[Stored data entries]
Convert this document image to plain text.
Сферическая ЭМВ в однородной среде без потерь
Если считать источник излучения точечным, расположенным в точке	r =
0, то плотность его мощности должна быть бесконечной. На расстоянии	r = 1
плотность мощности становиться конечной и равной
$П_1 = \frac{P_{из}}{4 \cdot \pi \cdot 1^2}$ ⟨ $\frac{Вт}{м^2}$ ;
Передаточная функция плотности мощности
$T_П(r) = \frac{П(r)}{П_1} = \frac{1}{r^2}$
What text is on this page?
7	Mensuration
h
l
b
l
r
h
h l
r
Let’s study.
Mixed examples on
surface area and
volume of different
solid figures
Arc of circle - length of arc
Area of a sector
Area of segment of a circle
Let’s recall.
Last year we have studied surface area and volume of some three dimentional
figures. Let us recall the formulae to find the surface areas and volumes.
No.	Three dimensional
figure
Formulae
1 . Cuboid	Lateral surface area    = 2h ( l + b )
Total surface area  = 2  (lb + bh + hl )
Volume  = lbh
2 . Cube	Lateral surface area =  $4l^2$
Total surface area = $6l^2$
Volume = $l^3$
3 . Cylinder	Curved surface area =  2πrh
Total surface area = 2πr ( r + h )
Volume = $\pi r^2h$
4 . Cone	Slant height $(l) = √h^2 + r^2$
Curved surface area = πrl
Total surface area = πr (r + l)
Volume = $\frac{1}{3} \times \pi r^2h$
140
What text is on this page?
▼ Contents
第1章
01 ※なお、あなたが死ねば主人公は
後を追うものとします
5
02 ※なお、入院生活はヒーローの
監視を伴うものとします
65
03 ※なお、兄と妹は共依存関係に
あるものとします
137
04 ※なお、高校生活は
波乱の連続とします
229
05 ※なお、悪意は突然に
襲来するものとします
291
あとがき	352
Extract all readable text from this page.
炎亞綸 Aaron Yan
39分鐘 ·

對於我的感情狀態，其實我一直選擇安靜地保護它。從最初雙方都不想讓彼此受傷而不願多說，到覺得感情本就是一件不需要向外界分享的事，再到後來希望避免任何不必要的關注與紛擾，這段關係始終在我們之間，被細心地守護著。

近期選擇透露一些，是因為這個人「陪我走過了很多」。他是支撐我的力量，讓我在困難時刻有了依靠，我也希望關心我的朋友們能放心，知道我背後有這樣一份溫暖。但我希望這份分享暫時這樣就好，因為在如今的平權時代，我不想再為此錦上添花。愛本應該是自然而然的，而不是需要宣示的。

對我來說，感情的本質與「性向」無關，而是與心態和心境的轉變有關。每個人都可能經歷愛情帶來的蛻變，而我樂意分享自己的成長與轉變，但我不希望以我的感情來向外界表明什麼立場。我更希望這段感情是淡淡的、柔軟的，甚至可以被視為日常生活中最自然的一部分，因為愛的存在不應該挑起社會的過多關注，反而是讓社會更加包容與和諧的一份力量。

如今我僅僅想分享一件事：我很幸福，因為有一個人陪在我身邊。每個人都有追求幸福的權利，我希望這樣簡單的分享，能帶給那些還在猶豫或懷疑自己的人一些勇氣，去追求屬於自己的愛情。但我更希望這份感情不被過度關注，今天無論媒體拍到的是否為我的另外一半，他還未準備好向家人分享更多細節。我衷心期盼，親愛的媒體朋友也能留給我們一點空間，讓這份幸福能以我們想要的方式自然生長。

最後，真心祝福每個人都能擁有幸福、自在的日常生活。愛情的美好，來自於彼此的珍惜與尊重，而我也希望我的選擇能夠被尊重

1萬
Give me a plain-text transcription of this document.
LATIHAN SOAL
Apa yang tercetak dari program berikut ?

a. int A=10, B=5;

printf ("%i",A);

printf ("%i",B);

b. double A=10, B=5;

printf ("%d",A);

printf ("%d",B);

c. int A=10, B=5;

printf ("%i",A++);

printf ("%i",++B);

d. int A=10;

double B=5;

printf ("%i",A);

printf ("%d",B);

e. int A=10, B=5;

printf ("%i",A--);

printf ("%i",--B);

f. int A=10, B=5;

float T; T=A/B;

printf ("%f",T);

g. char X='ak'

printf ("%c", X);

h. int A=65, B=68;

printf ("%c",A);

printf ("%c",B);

# [WHAT IS BEING ASKED]
Pick out every line above that holds the word "circle" and copy it.

# [SOLUTION FOR THIS TASK]
Arc of circle - length of arc
Area of segment of a circle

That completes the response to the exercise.